* [Task statement]: Please repeat all of the lines that follow, exactly as written.

Records about charts and figures:
%%
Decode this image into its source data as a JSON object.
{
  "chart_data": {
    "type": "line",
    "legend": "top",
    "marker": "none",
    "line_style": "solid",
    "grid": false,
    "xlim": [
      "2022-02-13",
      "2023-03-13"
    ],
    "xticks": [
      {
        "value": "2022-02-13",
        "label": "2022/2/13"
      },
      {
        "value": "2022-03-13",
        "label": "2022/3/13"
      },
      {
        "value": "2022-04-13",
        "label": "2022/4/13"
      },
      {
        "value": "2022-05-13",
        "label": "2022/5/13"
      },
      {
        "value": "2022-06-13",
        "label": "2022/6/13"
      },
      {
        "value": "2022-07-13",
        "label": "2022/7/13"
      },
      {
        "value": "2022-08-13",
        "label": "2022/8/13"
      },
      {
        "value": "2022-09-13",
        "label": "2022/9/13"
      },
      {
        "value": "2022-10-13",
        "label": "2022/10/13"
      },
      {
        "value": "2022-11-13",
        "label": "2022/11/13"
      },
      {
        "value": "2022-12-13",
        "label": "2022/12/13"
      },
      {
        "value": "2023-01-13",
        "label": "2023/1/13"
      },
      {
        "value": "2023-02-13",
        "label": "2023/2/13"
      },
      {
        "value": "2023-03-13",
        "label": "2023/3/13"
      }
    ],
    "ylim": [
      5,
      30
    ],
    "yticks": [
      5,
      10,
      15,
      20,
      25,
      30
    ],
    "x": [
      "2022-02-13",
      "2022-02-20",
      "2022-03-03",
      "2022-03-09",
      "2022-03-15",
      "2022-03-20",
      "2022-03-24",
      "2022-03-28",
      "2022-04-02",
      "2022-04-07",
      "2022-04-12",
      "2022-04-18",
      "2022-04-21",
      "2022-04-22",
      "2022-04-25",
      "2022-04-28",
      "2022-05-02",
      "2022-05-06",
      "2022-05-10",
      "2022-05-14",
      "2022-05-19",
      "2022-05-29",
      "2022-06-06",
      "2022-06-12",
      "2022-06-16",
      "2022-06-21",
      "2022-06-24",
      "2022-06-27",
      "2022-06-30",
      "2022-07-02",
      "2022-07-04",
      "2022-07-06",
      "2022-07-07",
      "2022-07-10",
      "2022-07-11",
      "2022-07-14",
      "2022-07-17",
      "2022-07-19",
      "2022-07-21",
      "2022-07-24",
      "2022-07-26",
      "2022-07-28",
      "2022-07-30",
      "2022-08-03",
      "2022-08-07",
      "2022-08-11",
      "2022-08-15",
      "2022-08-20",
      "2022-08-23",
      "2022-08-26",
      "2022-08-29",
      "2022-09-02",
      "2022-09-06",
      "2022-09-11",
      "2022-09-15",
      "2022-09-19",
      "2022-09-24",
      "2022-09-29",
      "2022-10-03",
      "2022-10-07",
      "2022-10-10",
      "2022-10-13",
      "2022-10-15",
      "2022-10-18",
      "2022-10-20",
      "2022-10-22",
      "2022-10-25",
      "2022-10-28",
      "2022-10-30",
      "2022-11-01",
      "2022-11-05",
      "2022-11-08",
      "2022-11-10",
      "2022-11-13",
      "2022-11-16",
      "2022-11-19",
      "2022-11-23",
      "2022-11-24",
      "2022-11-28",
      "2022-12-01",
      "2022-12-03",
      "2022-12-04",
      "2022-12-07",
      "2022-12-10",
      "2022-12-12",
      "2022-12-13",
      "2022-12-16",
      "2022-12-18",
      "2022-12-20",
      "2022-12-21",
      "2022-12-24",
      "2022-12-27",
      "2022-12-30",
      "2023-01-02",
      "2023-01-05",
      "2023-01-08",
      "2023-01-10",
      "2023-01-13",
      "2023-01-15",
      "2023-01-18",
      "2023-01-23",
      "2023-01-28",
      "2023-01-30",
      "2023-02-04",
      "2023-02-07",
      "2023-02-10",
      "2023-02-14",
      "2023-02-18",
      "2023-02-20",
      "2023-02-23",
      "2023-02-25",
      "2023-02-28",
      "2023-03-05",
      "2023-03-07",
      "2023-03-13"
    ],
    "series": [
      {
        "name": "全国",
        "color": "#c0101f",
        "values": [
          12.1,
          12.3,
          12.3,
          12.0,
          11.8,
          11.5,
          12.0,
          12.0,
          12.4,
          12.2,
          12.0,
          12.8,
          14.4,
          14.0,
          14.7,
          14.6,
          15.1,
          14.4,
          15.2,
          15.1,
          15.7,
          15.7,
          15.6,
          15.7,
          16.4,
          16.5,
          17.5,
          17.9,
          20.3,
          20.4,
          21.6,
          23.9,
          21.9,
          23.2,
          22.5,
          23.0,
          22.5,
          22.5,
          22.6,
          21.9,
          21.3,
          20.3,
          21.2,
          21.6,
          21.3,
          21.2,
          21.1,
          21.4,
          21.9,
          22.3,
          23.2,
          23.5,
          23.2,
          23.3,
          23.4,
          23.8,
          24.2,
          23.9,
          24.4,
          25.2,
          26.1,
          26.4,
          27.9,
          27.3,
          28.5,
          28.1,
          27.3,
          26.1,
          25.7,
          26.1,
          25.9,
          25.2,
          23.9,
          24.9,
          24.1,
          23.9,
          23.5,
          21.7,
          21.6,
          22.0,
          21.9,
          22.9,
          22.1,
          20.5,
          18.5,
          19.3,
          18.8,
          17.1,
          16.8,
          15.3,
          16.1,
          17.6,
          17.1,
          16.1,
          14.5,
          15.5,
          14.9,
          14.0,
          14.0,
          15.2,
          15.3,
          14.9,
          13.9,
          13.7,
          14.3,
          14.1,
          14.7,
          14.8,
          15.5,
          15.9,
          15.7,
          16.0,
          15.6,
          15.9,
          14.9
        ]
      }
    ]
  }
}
%%
* [Worked solution]:
Decode this image into its source data as a JSON object.
{
  "chart_data": {
    "type": "line",
    "legend": "top",
    "marker": "none",
    "line_style": "solid",
    "grid": false,
    "xlim": [
      "2022-02-13",
      "2023-03-13"
    ],
    "xticks": [
      {
        "value": "2022-02-13",
        "label": "2022/2/13"
      },
      {
        "value": "2022-03-13",
        "label": "2022/3/13"
      },
      {
        "value": "2022-04-13",
        "label": "2022/4/13"
      },
      {
        "value": "2022-05-13",
        "label": "2022/5/13"
      },
      {
        "value": "2022-06-13",
        "label": "2022/6/13"
      },
      {
        "value": "2022-07-13",
        "label": "2022/7/13"
      },
      {
        "value": "2022-08-13",
        "label": "2022/8/13"
      },
      {
        "value": "2022-09-13",
        "label": "2022/9/13"
      },
      {
        "value": "2022-10-13",
        "label": "2022/10/13"
      },
      {
        "value": "2022-11-13",
        "label": "2022/11/13"
      },
      {
        "value": "2022-12-13",
        "label": "2022/12/13"
      },
      {
        "value": "2023-01-13",
        "label": "2023/1/13"
      },
      {
        "value": "2023-02-13",
        "label": "2023/2/13"
      },
      {
        "value": "2023-03-13",
        "label": "2023/3/13"
      }
    ],
    "ylim": [
      5,
      30
    ],
    "yticks": [
      5,
      10,
      15,
      20,
      25,
      30
    ],
    "x": [
      "2022-02-13",
      "2022-02-20",
      "2022-03-03",
      "2022-03-09",
      "2022-03-15",
      "2022-03-20",
      "2022-03-24",
      "2022-03-28",
      "2022-04-02",
      "2022-04-07",
      "2022-04-12",
      "2022-04-18",
      "2022-04-21",
      "2022-04-22",
      "2022-04-25",
      "2022-04-28",
      "2022-05-02",
      "2022-05-06",
      "2022-05-10",
      "2022-05-14",
      "2022-05-19",
      "2022-05-29",
      "2022-06-06",
      "2022-06-12",
      "2022-06-16",
      "2022-06-21",
      "2022-06-24",
      "2022-06-27",
      "2022-06-30",
      "2022-07-02",
      "2022-07-04",
      "2022-07-06",
      "2022-07-07",
      "2022-07-10",
      "2022-07-11",
      "2022-07-14",
      "2022-07-17",
      "2022-07-19",
      "2022-07-21",
      "2022-07-24",
      "2022-07-26",
      "2022-07-28",
      "2022-07-30",
      "2022-08-03",
      "2022-08-07",
      "2022-08-11",
      "2022-08-15",
      "2022-08-20",
      "2022-08-23",
      "2022-08-26",
      "2022-08-29",
      "2022-09-02",
      "2022-09-06",
      "2022-09-11",
      "2022-09-15",
      "2022-09-19",
      "2022-09-24",
      "2022-09-29",
      "2022-10-03",
      "2022-10-07",
      "2022-10-10",
      "2022-10-13",
      "2022-10-15",
      "2022-10-18",
      "2022-10-20",
      "2022-10-22",
      "2022-10-25",
      "2022-10-28",
      "2022-10-30",
      "2022-11-01",
      "2022-11-05",
      "2022-11-08",
      "2022-11-10",
      "2022-11-13",
      "2022-11-16",
      "2022-11-19",
      "2022-11-23",
      "2022-11-24",
      "2022-11-28",
      "2022-12-01",
      "2022-12-03",
      "2022-12-04",
      "2022-12-07",
      "2022-12-10",
      "2022-12-12",
      "2022-12-13",
      "2022-12-16",
      "2022-12-18",
      "2022-12-20",
      "2022-12-21",
      "2022-12-24",
      "2022-12-27",
      "2022-12-30",
      "2023-01-02",
      "2023-01-05",
      "2023-01-08",
      "2023-01-10",
      "2023-01-13",
      "2023-01-15",
      "2023-01-18",
      "2023-01-23",
      "2023-01-28",
      "2023-01-30",
      "2023-02-04",
      "2023-02-07",
      "2023-02-10",
      "2023-02-14",
      "2023-02-18",
      "2023-02-20",
      "2023-02-23",
      "2023-02-25",
      "2023-02-28",
      "2023-03-05",
      "2023-03-07",
      "2023-03-13"
    ],
    "series": [
      {
        "name": "全国",
        "color": "#c0101f",
        "values": [
          12.1,
          12.3,
          12.3,
          12.0,
          11.8,
          11.5,
          12.0,
          12.0,
          12.4,
          12.2,
          12.0,
          12.8,
          14.4,
          14.0,
          14.7,
          14.6,
          15.1,
          14.4,
          15.2,
          15.1,
          15.7,
          15.7,
          15.6,
          15.7,
          16.4,
          16.5,
          17.5,
          17.9,
          20.3,
          20.4,
          21.6,
          23.9,
          21.9,
          23.2,
          22.5,
          23.0,
          22.5,
          22.5,
          22.6,
          21.9,
          21.3,
          20.3,
          21.2,
          21.6,
          21.3,
          21.2,
          21.1,
          21.4,
          21.9,
          22.3,
          23.2,
          23.5,
          23.2,
          23.3,
          23.4,
          23.8,
          24.2,
          23.9,
          24.4,
          25.2,
          26.1,
          26.4,
          27.9,
          27.3,
          28.5,
          28.1,
          27.3,
          26.1,
          25.7,
          26.1,
          25.9,
          25.2,
          23.9,
          24.9,
          24.1,
          23.9,
          23.5,
          21.7,
          21.6,
          22.0,
          21.9,
          22.9,
          22.1,
          20.5,
          18.5,
          19.3,
          18.8,
          17.1,
          16.8,
          15.3,
          16.1,
          17.6,
          17.1,
          16.1,
          14.5,
          15.5,
          14.9,
          14.0,
          14.0,
          15.2,
          15.3,
          14.9,
          13.9,
          13.7,
          14.3,
          14.1,
          14.7,
          14.8,
          15.5,
          15.9,
          15.7,
          16.0,
          15.6,
          15.9,
          14.9
        ]
      }
    ]
  }
}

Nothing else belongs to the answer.